* AIM OF THE TASK: Copy each line of the listing below exactly.

|---|

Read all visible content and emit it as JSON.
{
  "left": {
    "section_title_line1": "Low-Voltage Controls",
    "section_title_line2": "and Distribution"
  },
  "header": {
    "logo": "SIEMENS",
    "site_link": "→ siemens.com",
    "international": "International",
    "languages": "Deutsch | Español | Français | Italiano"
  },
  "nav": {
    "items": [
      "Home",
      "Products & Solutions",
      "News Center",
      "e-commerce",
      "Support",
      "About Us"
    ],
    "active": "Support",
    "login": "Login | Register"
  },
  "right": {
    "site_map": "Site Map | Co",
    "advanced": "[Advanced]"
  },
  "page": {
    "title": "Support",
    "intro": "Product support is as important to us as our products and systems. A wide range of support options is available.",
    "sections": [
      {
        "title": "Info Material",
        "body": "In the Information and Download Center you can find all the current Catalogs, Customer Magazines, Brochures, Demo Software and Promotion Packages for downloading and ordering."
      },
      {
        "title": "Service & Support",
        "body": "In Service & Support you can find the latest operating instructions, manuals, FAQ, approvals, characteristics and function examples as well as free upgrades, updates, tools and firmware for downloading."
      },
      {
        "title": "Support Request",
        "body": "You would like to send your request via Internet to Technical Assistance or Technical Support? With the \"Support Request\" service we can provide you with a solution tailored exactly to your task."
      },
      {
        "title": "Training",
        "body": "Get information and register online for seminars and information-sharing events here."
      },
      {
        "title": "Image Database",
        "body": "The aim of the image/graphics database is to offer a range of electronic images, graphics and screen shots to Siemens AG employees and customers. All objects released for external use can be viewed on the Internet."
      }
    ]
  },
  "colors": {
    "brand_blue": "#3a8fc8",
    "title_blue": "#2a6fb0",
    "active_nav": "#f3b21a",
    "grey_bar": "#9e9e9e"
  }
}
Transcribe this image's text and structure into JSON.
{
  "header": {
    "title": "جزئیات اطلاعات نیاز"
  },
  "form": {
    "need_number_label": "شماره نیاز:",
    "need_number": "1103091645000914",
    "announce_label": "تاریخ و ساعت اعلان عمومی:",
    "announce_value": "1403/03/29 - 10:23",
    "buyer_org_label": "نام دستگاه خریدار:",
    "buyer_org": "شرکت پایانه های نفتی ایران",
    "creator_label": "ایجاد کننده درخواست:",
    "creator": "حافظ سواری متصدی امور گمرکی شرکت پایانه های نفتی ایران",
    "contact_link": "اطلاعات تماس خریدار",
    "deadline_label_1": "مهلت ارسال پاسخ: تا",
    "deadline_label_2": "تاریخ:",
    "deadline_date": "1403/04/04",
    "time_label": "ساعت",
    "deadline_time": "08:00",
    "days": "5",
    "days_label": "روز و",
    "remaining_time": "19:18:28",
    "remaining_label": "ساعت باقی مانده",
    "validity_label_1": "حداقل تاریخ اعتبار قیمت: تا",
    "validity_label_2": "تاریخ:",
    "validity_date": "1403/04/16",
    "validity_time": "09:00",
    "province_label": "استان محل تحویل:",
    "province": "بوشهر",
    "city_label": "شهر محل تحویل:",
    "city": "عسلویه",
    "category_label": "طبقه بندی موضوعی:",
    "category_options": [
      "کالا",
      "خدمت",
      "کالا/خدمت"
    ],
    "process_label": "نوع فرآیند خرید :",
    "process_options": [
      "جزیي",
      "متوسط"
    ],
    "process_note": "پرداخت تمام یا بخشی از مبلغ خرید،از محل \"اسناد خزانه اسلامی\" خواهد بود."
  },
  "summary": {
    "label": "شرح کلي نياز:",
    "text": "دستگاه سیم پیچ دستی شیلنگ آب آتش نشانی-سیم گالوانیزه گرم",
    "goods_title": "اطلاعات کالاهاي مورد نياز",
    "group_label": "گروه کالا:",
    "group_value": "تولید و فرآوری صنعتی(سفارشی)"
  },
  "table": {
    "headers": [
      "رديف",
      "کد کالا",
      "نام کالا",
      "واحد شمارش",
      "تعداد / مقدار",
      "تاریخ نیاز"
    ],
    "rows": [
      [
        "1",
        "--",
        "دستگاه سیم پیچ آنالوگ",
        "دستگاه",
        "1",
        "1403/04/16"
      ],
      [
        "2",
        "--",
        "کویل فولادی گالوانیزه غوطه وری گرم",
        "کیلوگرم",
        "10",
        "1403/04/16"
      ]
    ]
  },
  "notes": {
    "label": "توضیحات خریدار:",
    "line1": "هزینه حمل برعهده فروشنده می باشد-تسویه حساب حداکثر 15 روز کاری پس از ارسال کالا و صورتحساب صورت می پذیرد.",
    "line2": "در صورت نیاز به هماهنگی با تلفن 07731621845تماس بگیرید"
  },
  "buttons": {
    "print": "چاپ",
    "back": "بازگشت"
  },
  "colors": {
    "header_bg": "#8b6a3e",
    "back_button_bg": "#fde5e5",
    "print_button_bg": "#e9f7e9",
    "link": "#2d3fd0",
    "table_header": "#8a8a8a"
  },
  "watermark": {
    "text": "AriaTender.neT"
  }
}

|---|

* COMPLETE OUTPUT:
Read all visible content and emit it as JSON.
{
  "left": {
    "section_title_line1": "Low-Voltage Controls",
    "section_title_line2": "and Distribution"
  },
  "header": {
    "logo": "SIEMENS",
    "site_link": "→ siemens.com",
    "international": "International",
    "languages": "Deutsch | Español | Français | Italiano"
  },
  "nav": {
    "items": [
      "Home",
      "Products & Solutions",
      "News Center",
      "e-commerce",
      "Support",
      "About Us"
    ],
    "active": "Support",
    "login": "Login | Register"
  },
  "right": {
    "site_map": "Site Map | Co",
    "advanced": "[Advanced]"
  },
  "page": {
    "title": "Support",
    "intro": "Product support is as important to us as our products and systems. A wide range of support options is available.",
    "sections": [
      {
        "title": "Info Material",
        "body": "In the Information and Download Center you can find all the current Catalogs, Customer Magazines, Brochures, Demo Software and Promotion Packages for downloading and ordering."
      },
      {
        "title": "Service & Support",
        "body": "In Service & Support you can find the latest operating instructions, manuals, FAQ, approvals, characteristics and function examples as well as free upgrades, updates, tools and firmware for downloading."
      },
      {
        "title": "Support Request",
        "body": "You would like to send your request via Internet to Technical Assistance or Technical Support? With the \"Support Request\" service we can provide you with a solution tailored exactly to your task."
      },
      {
        "title": "Training",
        "body": "Get information and register online for seminars and information-sharing events here."
      },
      {
        "title": "Image Database",
        "body": "The aim of the image/graphics database is to offer a range of electronic images, graphics and screen shots to Siemens AG employees and customers. All objects released for external use can be viewed on the Internet."
      }
    ]
  },
  "colors": {
    "brand_blue": "#3a8fc8",
    "title_blue": "#2a6fb0",
    "active_nav": "#f3b21a",
    "grey_bar": "#9e9e9e"
  }
}
Transcribe this image's text and structure into JSON.
{
  "header": {
    "title": "جزئیات اطلاعات نیاز"
  },
  "form": {
    "need_number_label": "شماره نیاز:",
    "need_number": "1103091645000914",
    "announce_label": "تاریخ و ساعت اعلان عمومی:",
    "announce_value": "1403/03/29 - 10:23",
    "buyer_org_label": "نام دستگاه خریدار:",
    "buyer_org": "شرکت پایانه های نفتی ایران",
    "creator_label": "ایجاد کننده درخواست:",
    "creator": "حافظ سواری متصدی امور گمرکی شرکت پایانه های نفتی ایران",
    "contact_link": "اطلاعات تماس خریدار",
    "deadline_label_1": "مهلت ارسال پاسخ: تا",
    "deadline_label_2": "تاریخ:",
    "deadline_date": "1403/04/04",
    "time_label": "ساعت",
    "deadline_time": "08:00",
    "days": "5",
    "days_label": "روز و",
    "remaining_time": "19:18:28",
    "remaining_label": "ساعت باقی مانده",
    "validity_label_1": "حداقل تاریخ اعتبار قیمت: تا",
    "validity_label_2": "تاریخ:",
    "validity_date": "1403/04/16",
    "validity_time": "09:00",
    "province_label": "استان محل تحویل:",
    "province": "بوشهر",
    "city_label": "شهر محل تحویل:",
    "city": "عسلویه",
    "category_label": "طبقه بندی موضوعی:",
    "category_options": [
      "کالا",
      "خدمت",
      "کالا/خدمت"
    ],
    "process_label": "نوع فرآیند خرید :",
    "process_options": [
      "جزیي",
      "متوسط"
    ],
    "process_note": "پرداخت تمام یا بخشی از مبلغ خرید،از محل \"اسناد خزانه اسلامی\" خواهد بود."
  },
  "summary": {
    "label": "شرح کلي نياز:",
    "text": "دستگاه سیم پیچ دستی شیلنگ آب آتش نشانی-سیم گالوانیزه گرم",
    "goods_title": "اطلاعات کالاهاي مورد نياز",
    "group_label": "گروه کالا:",
    "group_value": "تولید و فرآوری صنعتی(سفارشی)"
  },
  "table": {
    "headers": [
      "رديف",
      "کد کالا",
      "نام کالا",
      "واحد شمارش",
      "تعداد / مقدار",
      "تاریخ نیاز"
    ],
    "rows": [
      [
        "1",
        "--",
        "دستگاه سیم پیچ آنالوگ",
        "دستگاه",
        "1",
        "1403/04/16"
      ],
      [
        "2",
        "--",
        "کویل فولادی گالوانیزه غوطه وری گرم",
        "کیلوگرم",
        "10",
        "1403/04/16"
      ]
    ]
  },
  "notes": {
    "label": "توضیحات خریدار:",
    "line1": "هزینه حمل برعهده فروشنده می باشد-تسویه حساب حداکثر 15 روز کاری پس از ارسال کالا و صورتحساب صورت می پذیرد.",
    "line2": "در صورت نیاز به هماهنگی با تلفن 07731621845تماس بگیرید"
  },
  "buttons": {
    "print": "چاپ",
    "back": "بازگشت"
  },
  "colors": {
    "header_bg": "#8b6a3e",
    "back_button_bg": "#fde5e5",
    "print_button_bg": "#e9f7e9",
    "link": "#2d3fd0",
    "table_header": "#8a8a8a"
  },
  "watermark": {
    "text": "AriaTender.neT"
  }
}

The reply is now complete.